Find every line of the listing below where "which" appears, and copy it.

** BEGIN Data to use **

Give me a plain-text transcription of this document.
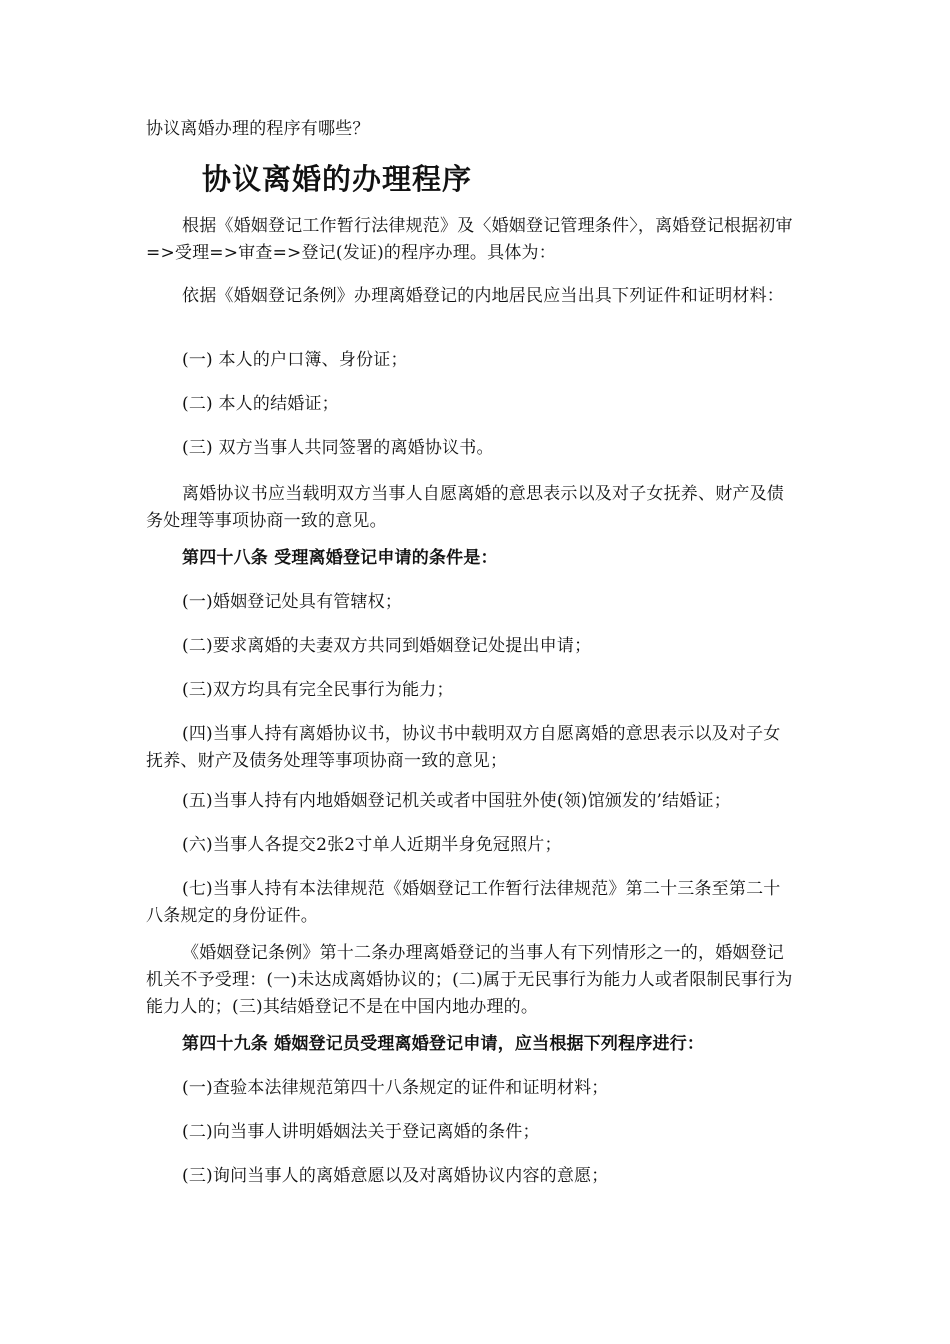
协议离婚办理的程序有哪些？

协议离婚的办理程序

根据《婚姻登记工作暂行法律规范》及〈婚姻登记管理条件〉，离婚登记根据初审=>受理=>审查=>登记(发证)的程序办理。具体为：

依据《婚姻登记条例》办理离婚登记的内地居民应当出具下列证件和证明材料：

(一) 本人的户口簿、身份证；

(二) 本人的结婚证；

(三) 双方当事人共同签署的离婚协议书。

离婚协议书应当载明双方当事人自愿离婚的意思表示以及对子女抚养、财产及债务处理等事项协商一致的意见。

第四十八条 受理离婚登记申请的条件是：

(一)婚姻登记处具有管辖权；

(二)要求离婚的夫妻双方共同到婚姻登记处提出申请；

(三)双方均具有完全民事行为能力；

(四)当事人持有离婚协议书，协议书中载明双方自愿离婚的意思表示以及对子女抚养、财产及债务处理等事项协商一致的意见；

(五)当事人持有内地婚姻登记机关或者中国驻外使(领)馆颁发的’结婚证；

(六)当事人各提交2张2寸单人近期半身免冠照片；

(七)当事人持有本法律规范《婚姻登记工作暂行法律规范》第二十三条至第二十八条规定的身份证件。

《婚姻登记条例》第十二条办理离婚登记的当事人有下列情形之一的，婚姻登记机关不予受理：(一)未达成离婚协议的；(二)属于无民事行为能力人或者限制民事行为能力人的；(三)其结婚登记不是在中国内地办理的。

第四十九条 婚姻登记员受理离婚登记申请，应当根据下列程序进行：

(一)查验本法律规范第四十八条规定的证件和证明材料；

(二)向当事人讲明婚姻法关于登记离婚的条件；

(三)询问当事人的离婚意愿以及对离婚协议内容的意愿；
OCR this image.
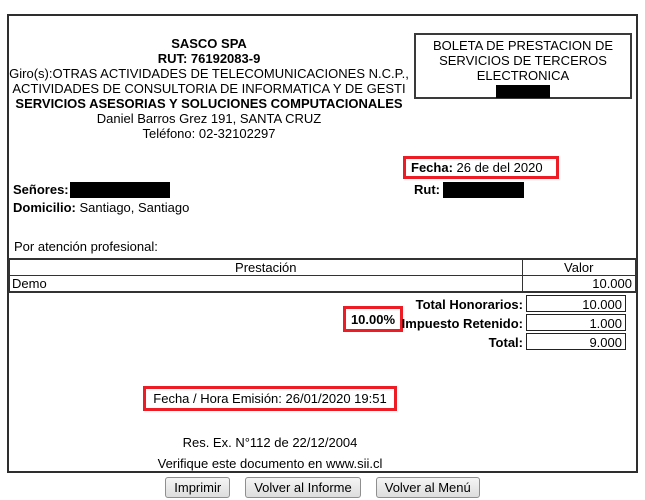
SASCO SPA
RUT: 76192083-9
Giro(s):OTRAS ACTIVIDADES DE TELECOMUNICACIONES N.C.P., ACTIVIDADES DE CONSULTORIA DE INFORMATICA Y DE GESTI
SERVICIOS ASESORIAS Y SOLUCIONES COMPUTACIONALES
Daniel Barros Grez 191, SANTA CRUZ
Teléfono: 02-32102297
BOLETA DE PRESTACION DE SERVICIOS DE TERCEROS ELECTRONICA
Fecha: 26 de del 2020
Señores:	Rut:
Domicilio: Santiago, Santiago
Por atención profesional:
Prestación	Valor
Demo	10.000
Total Honorarios:	10.000
10.00% Impuesto Retenido:	1.000
Total:	9.000
Fecha / Hora Emisión: 26/01/2020 19:51
Res. Ex. N°112 de 22/12/2004
Verifique este documento en www.sii.cl
Imprimir	Volver al Informe	Volver al Menú
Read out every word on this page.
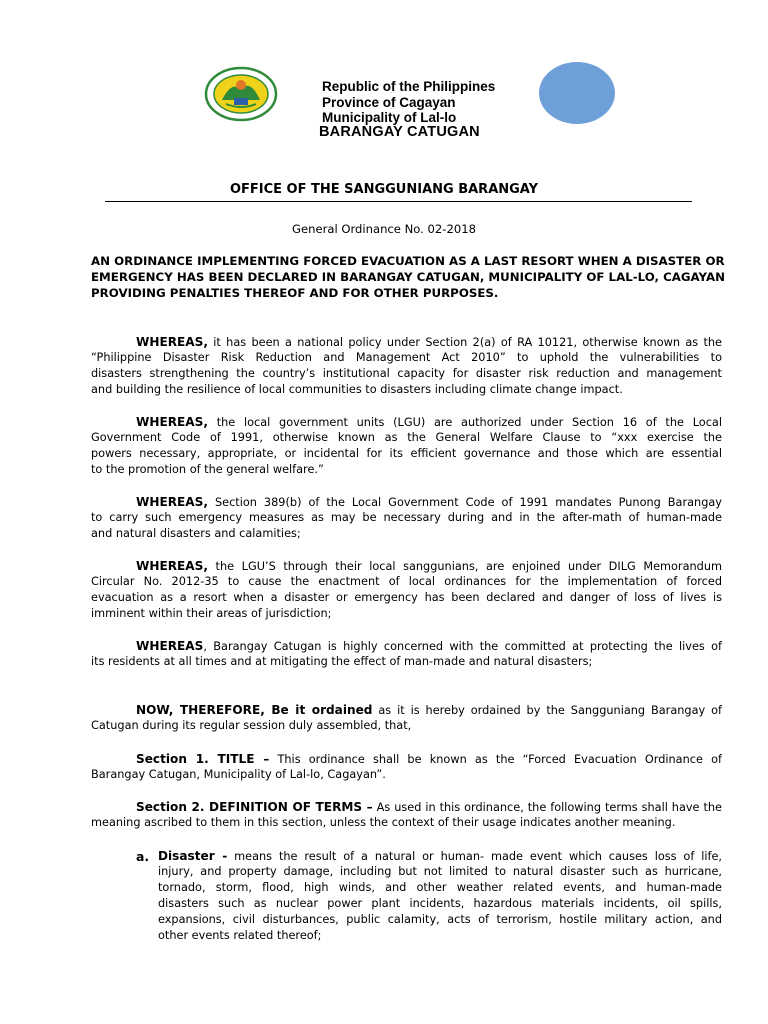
Republic of the Philippines
Province of Cagayan
Municipality of Lal-lo
BARANGAY CATUGAN
OFFICE OF THE SANGGUNIANG BARANGAY
General Ordinance No. 02-2018
AN ORDINANCE IMPLEMENTING FORCED EVACUATION AS A LAST RESORT WHEN A DISASTER OR
EMERGENCY HAS BEEN DECLARED IN BARANGAY CATUGAN, MUNICIPALITY OF LAL-LO, CAGAYAN
PROVIDING PENALTIES THEREOF AND FOR OTHER PURPOSES.
WHEREAS, it has been a national policy under Section 2(a) of RA 10121, otherwise known as the
“Philippine Disaster Risk Reduction and Management Act 2010” to uphold the vulnerabilities to
disasters strengthening the country’s institutional capacity for disaster risk reduction and management
and building the resilience of local communities to disasters including climate change impact.
WHEREAS, the local government units (LGU) are authorized under Section 16 of the Local
Government Code of 1991, otherwise known as the General Welfare Clause to “xxx exercise the
powers necessary, appropriate, or incidental for its efficient governance and those which are essential
to the promotion of the general welfare.”
WHEREAS, Section 389(b) of the Local Government Code of 1991 mandates Punong Barangay
to carry such emergency measures as may be necessary during and in the after-math of human-made
and natural disasters and calamities;
WHEREAS, the LGU’S through their local sanggunians, are enjoined under DILG Memorandum
Circular No. 2012-35 to cause the enactment of local ordinances for the implementation of forced
evacuation as a resort when a disaster or emergency has been declared and danger of loss of lives is
imminent within their areas of jurisdiction;
WHEREAS, Barangay Catugan is highly concerned with the committed at protecting the lives of
its residents at all times and at mitigating the effect of man-made and natural disasters;
NOW, THEREFORE, Be it ordained as it is hereby ordained by the Sangguniang Barangay of
Catugan during its regular session duly assembled, that,
Section 1. TITLE – This ordinance shall be known as the “Forced Evacuation Ordinance of
Barangay Catugan, Municipality of Lal-lo, Cagayan”.
Section 2. DEFINITION OF TERMS – As used in this ordinance, the following terms shall have the
meaning ascribed to them in this section, unless the context of their usage indicates another meaning.
a. Disaster - means the result of a natural or human- made event which causes loss of life,
injury, and property damage, including but not limited to natural disaster such as hurricane,
tornado, storm, flood, high winds, and other weather related events, and human-made
disasters such as nuclear power plant incidents, hazardous materials incidents, oil spills,
expansions, civil disturbances, public calamity, acts of terrorism, hostile military action, and
other events related thereof;
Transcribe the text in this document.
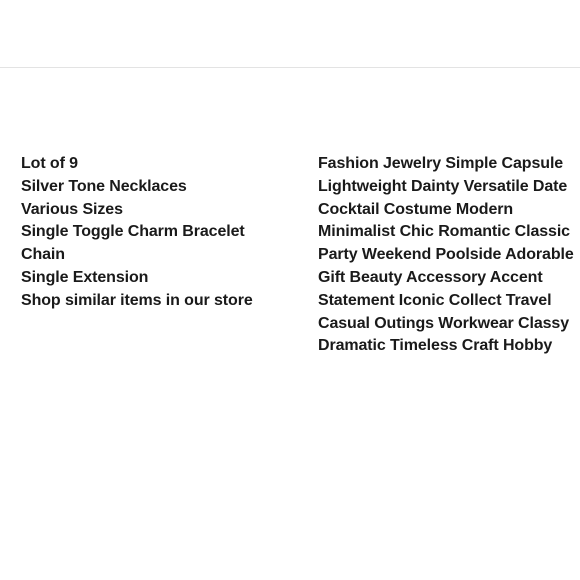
Lot of 9
Silver Tone Necklaces
Various Sizes
Single Toggle Charm Bracelet
Chain
Single Extension
Shop similar items in our store
Fashion Jewelry Simple Capsule
Lightweight Dainty Versatile Date
Cocktail Costume Modern
Minimalist Chic Romantic Classic
Party Weekend Poolside Adorable
Gift Beauty Accessory Accent
Statement Iconic Collect Travel
Casual Outings Workwear Classy
Dramatic Timeless Craft Hobby
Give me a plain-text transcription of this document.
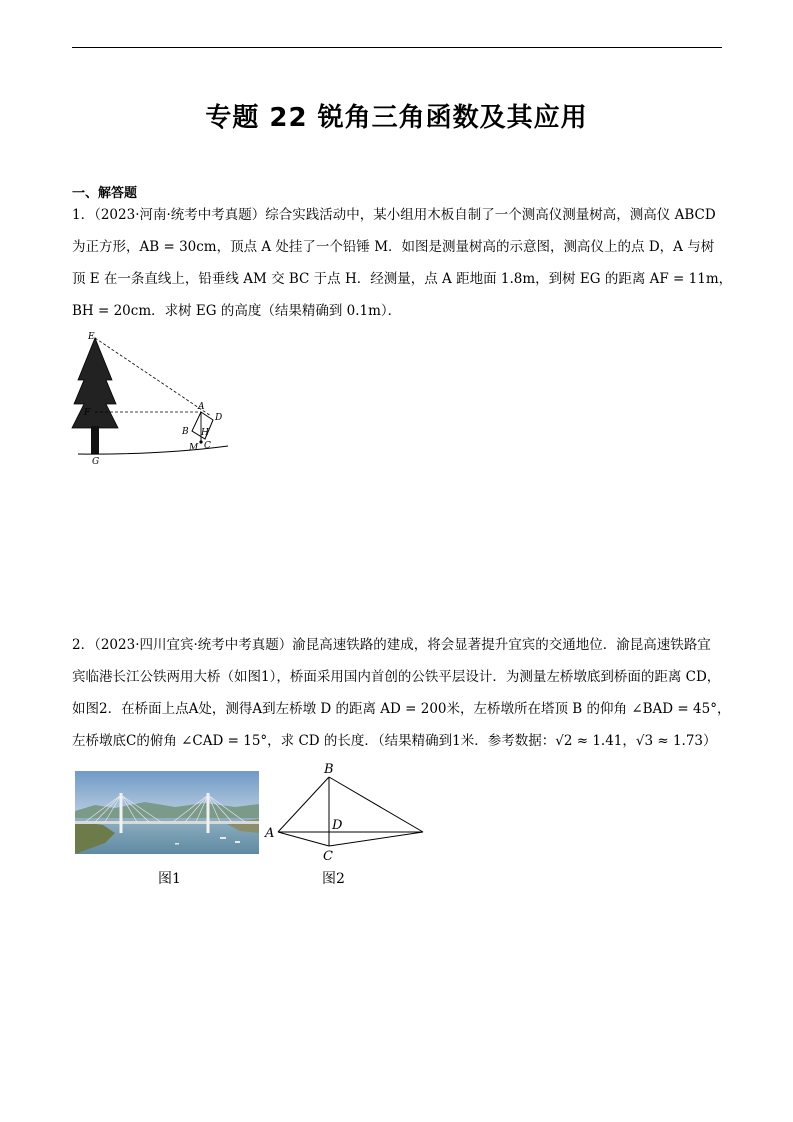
专题 22 锐角三角函数及其应用
一、解答题
1．（2023·河南·统考中考真题）综合实践活动中，某小组用木板自制了一个测高仪测量树高，测高仪 ABCD
为正方形，AB = 30cm，顶点 A 处挂了一个铅锤 M．如图是测量树高的示意图，测高仪上的点 D，A 与树
顶 E 在一条直线上，铅垂线 AM 交 BC 于点 H．经测量，点 A 距地面 1.8m，到树 EG 的距离 AF = 11m，
BH = 20cm．求树 EG 的高度（结果精确到 0.1m）．
E
F
G
A
D
B H
M C
2．（2023·四川宜宾·统考中考真题）渝昆高速铁路的建成，将会显著提升宜宾的交通地位．渝昆高速铁路宜
宾临港长江公铁两用大桥（如图1），桥面采用国内首创的公铁平层设计．为测量左桥墩底到桥面的距离 CD，
如图2．在桥面上点A处，测得A到左桥墩 D 的距离 AD = 200米，左桥墩所在塔顶 B 的仰角 ∠BAD = 45°，
左桥墩底C的俯角 ∠CAD = 15°，求 CD 的长度．（结果精确到1米．参考数据：√2 ≈ 1.41，√3 ≈ 1.73）
图1
B
A
D
C
图2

** END Data to use **

▶ **Result**
powers necessary, appropriate, or incidental for its efficient governance and those which are essential
a. Disaster - means the result of a natural or human- made event which causes loss of life,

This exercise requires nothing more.